▶ [WHAT THE EXERCISE ASKS]: Would you transcribe the whole listing exactly, minus its pictures?
────────────────
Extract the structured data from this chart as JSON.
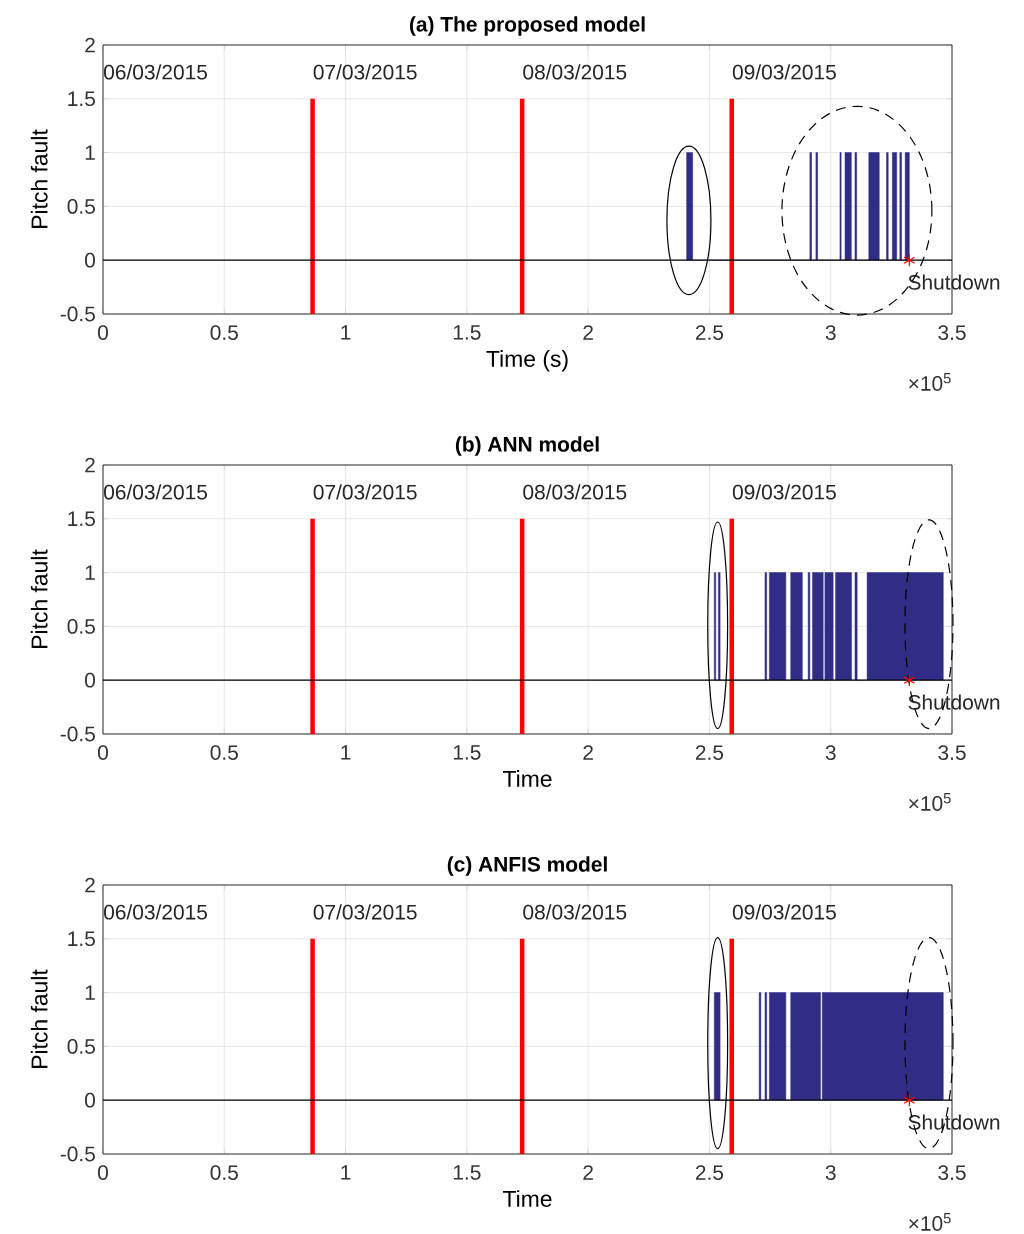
{
  "chart_data": [
    {
      "type": "area",
      "title": "(a) The proposed model",
      "xlabel": "Time (s)",
      "ylabel": "Pitch fault",
      "xlim": [
        0,
        3.5
      ],
      "xticks": [
        0,
        0.5,
        1,
        1.5,
        2,
        2.5,
        3,
        3.5
      ],
      "ylim": [
        -0.5,
        2
      ],
      "yticks": [
        -0.5,
        0,
        0.5,
        1,
        1.5,
        2
      ],
      "grid": true,
      "ref_lines": [
        {
          "axis": "y",
          "value": 0,
          "color": "#000000"
        }
      ],
      "annotations": [
        "06/03/2015",
        "07/03/2015",
        "08/03/2015",
        "09/03/2015",
        "×10$^{5}$"
      ],
      "series": [
        {
          "type": "line",
          "color": "#ff0000",
          "x": [
            0.864,
            0.864
          ],
          "values": [
            -0.5,
            1.5
          ]
        },
        {
          "type": "line",
          "color": "#ff0000",
          "x": [
            1.728,
            1.728
          ],
          "values": [
            -0.5,
            1.5
          ]
        },
        {
          "type": "line",
          "color": "#ff0000",
          "x": [
            2.592,
            2.592
          ],
          "values": [
            -0.5,
            1.5
          ]
        },
        {
          "color": "#312c85",
          "x": [
            2.406,
            2.406,
            2.431,
            2.431,
            2.914,
            2.914,
            2.921,
            2.921,
            2.939,
            2.939,
            2.946,
            2.946,
            3.038,
            3.038,
            3.043,
            3.043,
            3.059,
            3.059,
            3.085,
            3.085,
            3.1,
            3.1,
            3.107,
            3.107,
            3.157,
            3.157,
            3.2,
            3.2,
            3.23,
            3.23,
            3.237,
            3.237,
            3.254,
            3.254,
            3.272,
            3.272,
            3.285,
            3.285,
            3.292,
            3.292,
            3.307,
            3.307,
            3.324,
            3.324
          ],
          "values": [
            0,
            1,
            1,
            0,
            0,
            1,
            1,
            0,
            0,
            1,
            1,
            0,
            0,
            1,
            1,
            0,
            0,
            1,
            1,
            0,
            0,
            1,
            1,
            0,
            0,
            1,
            1,
            0,
            0,
            1,
            1,
            0,
            0,
            1,
            1,
            0,
            0,
            1,
            1,
            0,
            0,
            1,
            1,
            0
          ]
        },
        {
          "type": "scatter",
          "name": "Shutdown",
          "color": "#ff0000",
          "marker": "cross",
          "x": [
            3.324
          ],
          "values": [
            0
          ]
        }
      ]
    },
    {
      "type": "area",
      "title": "(b) ANN model",
      "xlabel": "Time",
      "ylabel": "Pitch fault",
      "xlim": [
        0,
        3.5
      ],
      "xticks": [
        0,
        0.5,
        1,
        1.5,
        2,
        2.5,
        3,
        3.5
      ],
      "ylim": [
        -0.5,
        2
      ],
      "yticks": [
        -0.5,
        0,
        0.5,
        1,
        1.5,
        2
      ],
      "grid": true,
      "ref_lines": [
        {
          "axis": "y",
          "value": 0,
          "color": "#000000"
        }
      ],
      "annotations": [
        "06/03/2015",
        "07/03/2015",
        "08/03/2015",
        "09/03/2015",
        "×10$^{5}$"
      ],
      "series": [
        {
          "type": "line",
          "color": "#ff0000",
          "x": [
            0.864,
            0.864
          ],
          "values": [
            -0.5,
            1.5
          ]
        },
        {
          "type": "line",
          "color": "#ff0000",
          "x": [
            1.728,
            1.728
          ],
          "values": [
            -0.5,
            1.5
          ]
        },
        {
          "type": "line",
          "color": "#ff0000",
          "x": [
            2.592,
            2.592
          ],
          "values": [
            -0.5,
            1.5
          ]
        },
        {
          "color": "#312c85",
          "x": [
            2.52,
            2.52,
            2.526,
            2.526,
            2.537,
            2.537,
            2.544,
            2.544,
            2.729,
            2.729,
            2.736,
            2.736,
            2.747,
            2.747,
            2.815,
            2.815,
            2.835,
            2.835,
            2.883,
            2.883,
            2.907,
            2.907,
            2.914,
            2.914,
            2.925,
            2.925,
            2.969,
            2.969,
            2.976,
            2.976,
            3.01,
            3.01,
            3.02,
            3.02,
            3.086,
            3.086,
            3.1,
            3.1,
            3.109,
            3.109,
            3.15,
            3.15,
            3.464,
            3.464
          ],
          "values": [
            0,
            1,
            1,
            0,
            0,
            1,
            1,
            0,
            0,
            1,
            1,
            0,
            0,
            1,
            1,
            0,
            0,
            1,
            1,
            0,
            0,
            1,
            1,
            0,
            0,
            1,
            1,
            0,
            0,
            1,
            1,
            0,
            0,
            1,
            1,
            0,
            0,
            1,
            1,
            0,
            0,
            1,
            1,
            0
          ]
        },
        {
          "type": "scatter",
          "name": "Shutdown",
          "color": "#ff0000",
          "marker": "cross",
          "x": [
            3.324
          ],
          "values": [
            0
          ]
        }
      ]
    },
    {
      "type": "area",
      "title": "(c) ANFIS model",
      "xlabel": "Time",
      "ylabel": "Pitch fault",
      "xlim": [
        0,
        3.5
      ],
      "xticks": [
        0,
        0.5,
        1,
        1.5,
        2,
        2.5,
        3,
        3.5
      ],
      "ylim": [
        -0.5,
        2
      ],
      "yticks": [
        -0.5,
        0,
        0.5,
        1,
        1.5,
        2
      ],
      "grid": true,
      "ref_lines": [
        {
          "axis": "y",
          "value": 0,
          "color": "#000000"
        }
      ],
      "annotations": [
        "06/03/2015",
        "07/03/2015",
        "08/03/2015",
        "09/03/2015",
        "×10$^{5}$"
      ],
      "series": [
        {
          "type": "line",
          "color": "#ff0000",
          "x": [
            0.864,
            0.864
          ],
          "values": [
            -0.5,
            1.5
          ]
        },
        {
          "type": "line",
          "color": "#ff0000",
          "x": [
            1.728,
            1.728
          ],
          "values": [
            -0.5,
            1.5
          ]
        },
        {
          "type": "line",
          "color": "#ff0000",
          "x": [
            2.592,
            2.592
          ],
          "values": [
            -0.5,
            1.5
          ]
        },
        {
          "color": "#312c85",
          "x": [
            2.52,
            2.52,
            2.544,
            2.544,
            2.705,
            2.705,
            2.712,
            2.712,
            2.729,
            2.729,
            2.736,
            2.736,
            2.747,
            2.747,
            2.815,
            2.815,
            2.835,
            2.835,
            2.958,
            2.958,
            2.965,
            2.965,
            3.464,
            3.464
          ],
          "values": [
            0,
            1,
            1,
            0,
            0,
            1,
            1,
            0,
            0,
            1,
            1,
            0,
            0,
            1,
            1,
            0,
            0,
            1,
            1,
            0,
            0,
            1,
            1,
            0
          ]
        },
        {
          "type": "scatter",
          "name": "Shutdown",
          "color": "#ff0000",
          "marker": "cross",
          "x": [
            3.324
          ],
          "values": [
            0
          ]
        }
      ]
    }
  ]
}
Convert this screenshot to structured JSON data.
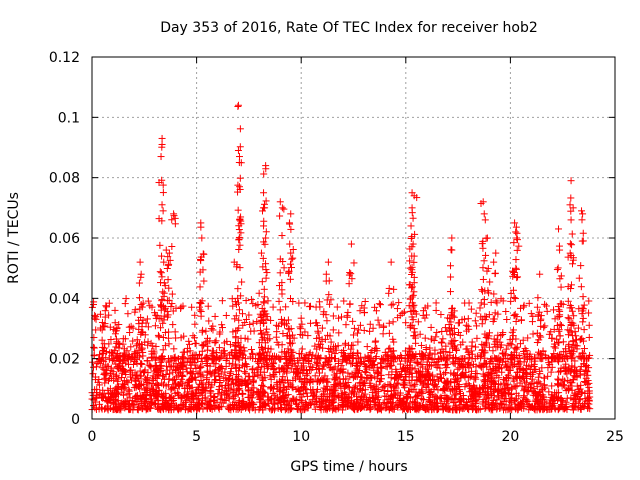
────────────────
▶ [EXERCISE ANSWER]:
Extract the structured data from this chart as JSON.
{
  "chart_data": [
    {
      "type": "area",
      "title": "(a) The proposed model",
      "xlabel": "Time (s)",
      "ylabel": "Pitch fault",
      "xlim": [
        0,
        3.5
      ],
      "xticks": [
        0,
        0.5,
        1,
        1.5,
        2,
        2.5,
        3,
        3.5
      ],
      "ylim": [
        -0.5,
        2
      ],
      "yticks": [
        -0.5,
        0,
        0.5,
        1,
        1.5,
        2
      ],
      "grid": true,
      "ref_lines": [
        {
          "axis": "y",
          "value": 0,
          "color": "#000000"
        }
      ],
      "annotations": [
        "06/03/2015",
        "07/03/2015",
        "08/03/2015",
        "09/03/2015",
        "×10$^{5}$"
      ],
      "series": [
        {
          "type": "line",
          "color": "#ff0000",
          "x": [
            0.864,
            0.864
          ],
          "values": [
            -0.5,
            1.5
          ]
        },
        {
          "type": "line",
          "color": "#ff0000",
          "x": [
            1.728,
            1.728
          ],
          "values": [
            -0.5,
            1.5
          ]
        },
        {
          "type": "line",
          "color": "#ff0000",
          "x": [
            2.592,
            2.592
          ],
          "values": [
            -0.5,
            1.5
          ]
        },
        {
          "color": "#312c85",
          "x": [
            2.406,
            2.406,
            2.431,
            2.431,
            2.914,
            2.914,
            2.921,
            2.921,
            2.939,
            2.939,
            2.946,
            2.946,
            3.038,
            3.038,
            3.043,
            3.043,
            3.059,
            3.059,
            3.085,
            3.085,
            3.1,
            3.1,
            3.107,
            3.107,
            3.157,
            3.157,
            3.2,
            3.2,
            3.23,
            3.23,
            3.237,
            3.237,
            3.254,
            3.254,
            3.272,
            3.272,
            3.285,
            3.285,
            3.292,
            3.292,
            3.307,
            3.307,
            3.324,
            3.324
          ],
          "values": [
            0,
            1,
            1,
            0,
            0,
            1,
            1,
            0,
            0,
            1,
            1,
            0,
            0,
            1,
            1,
            0,
            0,
            1,
            1,
            0,
            0,
            1,
            1,
            0,
            0,
            1,
            1,
            0,
            0,
            1,
            1,
            0,
            0,
            1,
            1,
            0,
            0,
            1,
            1,
            0,
            0,
            1,
            1,
            0
          ]
        },
        {
          "type": "scatter",
          "name": "Shutdown",
          "color": "#ff0000",
          "marker": "cross",
          "x": [
            3.324
          ],
          "values": [
            0
          ]
        }
      ]
    },
    {
      "type": "area",
      "title": "(b) ANN model",
      "xlabel": "Time",
      "ylabel": "Pitch fault",
      "xlim": [
        0,
        3.5
      ],
      "xticks": [
        0,
        0.5,
        1,
        1.5,
        2,
        2.5,
        3,
        3.5
      ],
      "ylim": [
        -0.5,
        2
      ],
      "yticks": [
        -0.5,
        0,
        0.5,
        1,
        1.5,
        2
      ],
      "grid": true,
      "ref_lines": [
        {
          "axis": "y",
          "value": 0,
          "color": "#000000"
        }
      ],
      "annotations": [
        "06/03/2015",
        "07/03/2015",
        "08/03/2015",
        "09/03/2015",
        "×10$^{5}$"
      ],
      "series": [
        {
          "type": "line",
          "color": "#ff0000",
          "x": [
            0.864,
            0.864
          ],
          "values": [
            -0.5,
            1.5
          ]
        },
        {
          "type": "line",
          "color": "#ff0000",
          "x": [
            1.728,
            1.728
          ],
          "values": [
            -0.5,
            1.5
          ]
        },
        {
          "type": "line",
          "color": "#ff0000",
          "x": [
            2.592,
            2.592
          ],
          "values": [
            -0.5,
            1.5
          ]
        },
        {
          "color": "#312c85",
          "x": [
            2.52,
            2.52,
            2.526,
            2.526,
            2.537,
            2.537,
            2.544,
            2.544,
            2.729,
            2.729,
            2.736,
            2.736,
            2.747,
            2.747,
            2.815,
            2.815,
            2.835,
            2.835,
            2.883,
            2.883,
            2.907,
            2.907,
            2.914,
            2.914,
            2.925,
            2.925,
            2.969,
            2.969,
            2.976,
            2.976,
            3.01,
            3.01,
            3.02,
            3.02,
            3.086,
            3.086,
            3.1,
            3.1,
            3.109,
            3.109,
            3.15,
            3.15,
            3.464,
            3.464
          ],
          "values": [
            0,
            1,
            1,
            0,
            0,
            1,
            1,
            0,
            0,
            1,
            1,
            0,
            0,
            1,
            1,
            0,
            0,
            1,
            1,
            0,
            0,
            1,
            1,
            0,
            0,
            1,
            1,
            0,
            0,
            1,
            1,
            0,
            0,
            1,
            1,
            0,
            0,
            1,
            1,
            0,
            0,
            1,
            1,
            0
          ]
        },
        {
          "type": "scatter",
          "name": "Shutdown",
          "color": "#ff0000",
          "marker": "cross",
          "x": [
            3.324
          ],
          "values": [
            0
          ]
        }
      ]
    },
    {
      "type": "area",
      "title": "(c) ANFIS model",
      "xlabel": "Time",
      "ylabel": "Pitch fault",
      "xlim": [
        0,
        3.5
      ],
      "xticks": [
        0,
        0.5,
        1,
        1.5,
        2,
        2.5,
        3,
        3.5
      ],
      "ylim": [
        -0.5,
        2
      ],
      "yticks": [
        -0.5,
        0,
        0.5,
        1,
        1.5,
        2
      ],
      "grid": true,
      "ref_lines": [
        {
          "axis": "y",
          "value": 0,
          "color": "#000000"
        }
      ],
      "annotations": [
        "06/03/2015",
        "07/03/2015",
        "08/03/2015",
        "09/03/2015",
        "×10$^{5}$"
      ],
      "series": [
        {
          "type": "line",
          "color": "#ff0000",
          "x": [
            0.864,
            0.864
          ],
          "values": [
            -0.5,
            1.5
          ]
        },
        {
          "type": "line",
          "color": "#ff0000",
          "x": [
            1.728,
            1.728
          ],
          "values": [
            -0.5,
            1.5
          ]
        },
        {
          "type": "line",
          "color": "#ff0000",
          "x": [
            2.592,
            2.592
          ],
          "values": [
            -0.5,
            1.5
          ]
        },
        {
          "color": "#312c85",
          "x": [
            2.52,
            2.52,
            2.544,
            2.544,
            2.705,
            2.705,
            2.712,
            2.712,
            2.729,
            2.729,
            2.736,
            2.736,
            2.747,
            2.747,
            2.815,
            2.815,
            2.835,
            2.835,
            2.958,
            2.958,
            2.965,
            2.965,
            3.464,
            3.464
          ],
          "values": [
            0,
            1,
            1,
            0,
            0,
            1,
            1,
            0,
            0,
            1,
            1,
            0,
            0,
            1,
            1,
            0,
            0,
            1,
            1,
            0,
            0,
            1,
            1,
            0
          ]
        },
        {
          "type": "scatter",
          "name": "Shutdown",
          "color": "#ff0000",
          "marker": "cross",
          "x": [
            3.324
          ],
          "values": [
            0
          ]
        }
      ]
    }
  ]
}
Convert this screenshot to structured JSON data.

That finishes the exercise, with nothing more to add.